---- Items

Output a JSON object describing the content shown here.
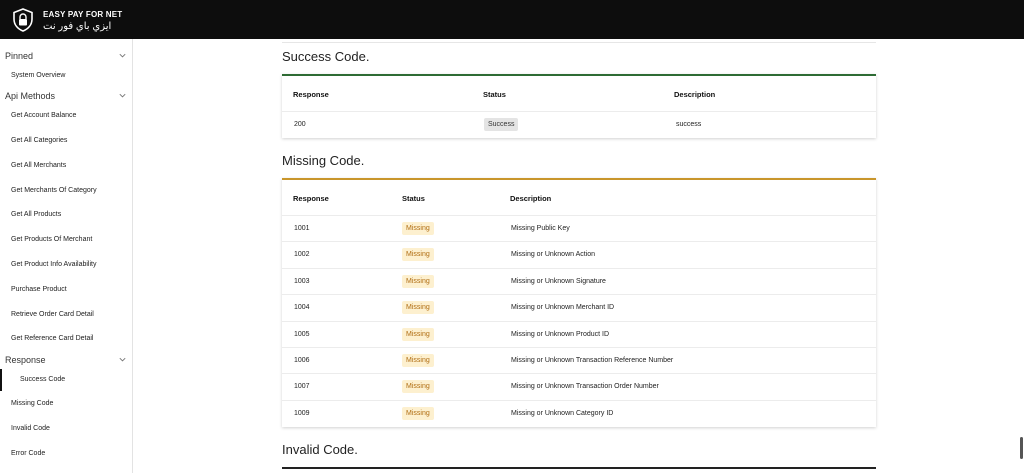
{
  "brand": {
    "name_en": "EASY PAY FOR NET",
    "name_ar": "ايزي باي فور نت"
  },
  "sidebar": {
    "sections": [
      {
        "label": "Pinned",
        "items": [
          "System Overview"
        ]
      },
      {
        "label": "Api Methods",
        "items": [
          "Get Account Balance",
          "Get All Categories",
          "Get All Merchants",
          "Get Merchants Of Category",
          "Get All Products",
          "Get Products Of Merchant",
          "Get Product Info Availability",
          "Purchase Product",
          "Retrieve Order Card Detail",
          "Get Reference Card Detail"
        ]
      },
      {
        "label": "Response",
        "items": [
          "Success Code",
          "Missing Code",
          "Invalid Code",
          "Error Code"
        ]
      }
    ],
    "active_item": "Success Code"
  },
  "success_section": {
    "title": "Success Code.",
    "accent_color": "#2e6b34",
    "headers": [
      "Response",
      "Status",
      "Description"
    ],
    "rows": [
      {
        "response": "200",
        "status": "Success",
        "description": "success"
      }
    ]
  },
  "missing_section": {
    "title": "Missing Code.",
    "accent_color": "#c9962b",
    "headers": [
      "Response",
      "Status",
      "Description"
    ],
    "rows": [
      {
        "response": "1001",
        "status": "Missing",
        "description": "Missing Public Key"
      },
      {
        "response": "1002",
        "status": "Missing",
        "description": "Missing or Unknown Action"
      },
      {
        "response": "1003",
        "status": "Missing",
        "description": "Missing or Unknown Signature"
      },
      {
        "response": "1004",
        "status": "Missing",
        "description": "Missing or Unknown Merchant ID"
      },
      {
        "response": "1005",
        "status": "Missing",
        "description": "Missing or Unknown Product ID"
      },
      {
        "response": "1006",
        "status": "Missing",
        "description": "Missing or Unknown Transaction Reference Number"
      },
      {
        "response": "1007",
        "status": "Missing",
        "description": "Missing or Unknown Transaction Order Number"
      },
      {
        "response": "1009",
        "status": "Missing",
        "description": "Missing or Unknown Category ID"
      }
    ]
  },
  "invalid_section": {
    "title": "Invalid Code.",
    "accent_color": "#222222"
  }
}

--------

*Instructions to follow*:
Quote the records in full and exactly; skip any image.

*Task response*:
Output a JSON object describing the content shown here.
{
  "brand": {
    "name_en": "EASY PAY FOR NET",
    "name_ar": "ايزي باي فور نت"
  },
  "sidebar": {
    "sections": [
      {
        "label": "Pinned",
        "items": [
          "System Overview"
        ]
      },
      {
        "label": "Api Methods",
        "items": [
          "Get Account Balance",
          "Get All Categories",
          "Get All Merchants",
          "Get Merchants Of Category",
          "Get All Products",
          "Get Products Of Merchant",
          "Get Product Info Availability",
          "Purchase Product",
          "Retrieve Order Card Detail",
          "Get Reference Card Detail"
        ]
      },
      {
        "label": "Response",
        "items": [
          "Success Code",
          "Missing Code",
          "Invalid Code",
          "Error Code"
        ]
      }
    ],
    "active_item": "Success Code"
  },
  "success_section": {
    "title": "Success Code.",
    "accent_color": "#2e6b34",
    "headers": [
      "Response",
      "Status",
      "Description"
    ],
    "rows": [
      {
        "response": "200",
        "status": "Success",
        "description": "success"
      }
    ]
  },
  "missing_section": {
    "title": "Missing Code.",
    "accent_color": "#c9962b",
    "headers": [
      "Response",
      "Status",
      "Description"
    ],
    "rows": [
      {
        "response": "1001",
        "status": "Missing",
        "description": "Missing Public Key"
      },
      {
        "response": "1002",
        "status": "Missing",
        "description": "Missing or Unknown Action"
      },
      {
        "response": "1003",
        "status": "Missing",
        "description": "Missing or Unknown Signature"
      },
      {
        "response": "1004",
        "status": "Missing",
        "description": "Missing or Unknown Merchant ID"
      },
      {
        "response": "1005",
        "status": "Missing",
        "description": "Missing or Unknown Product ID"
      },
      {
        "response": "1006",
        "status": "Missing",
        "description": "Missing or Unknown Transaction Reference Number"
      },
      {
        "response": "1007",
        "status": "Missing",
        "description": "Missing or Unknown Transaction Order Number"
      },
      {
        "response": "1009",
        "status": "Missing",
        "description": "Missing or Unknown Category ID"
      }
    ]
  },
  "invalid_section": {
    "title": "Invalid Code.",
    "accent_color": "#222222"
  }
}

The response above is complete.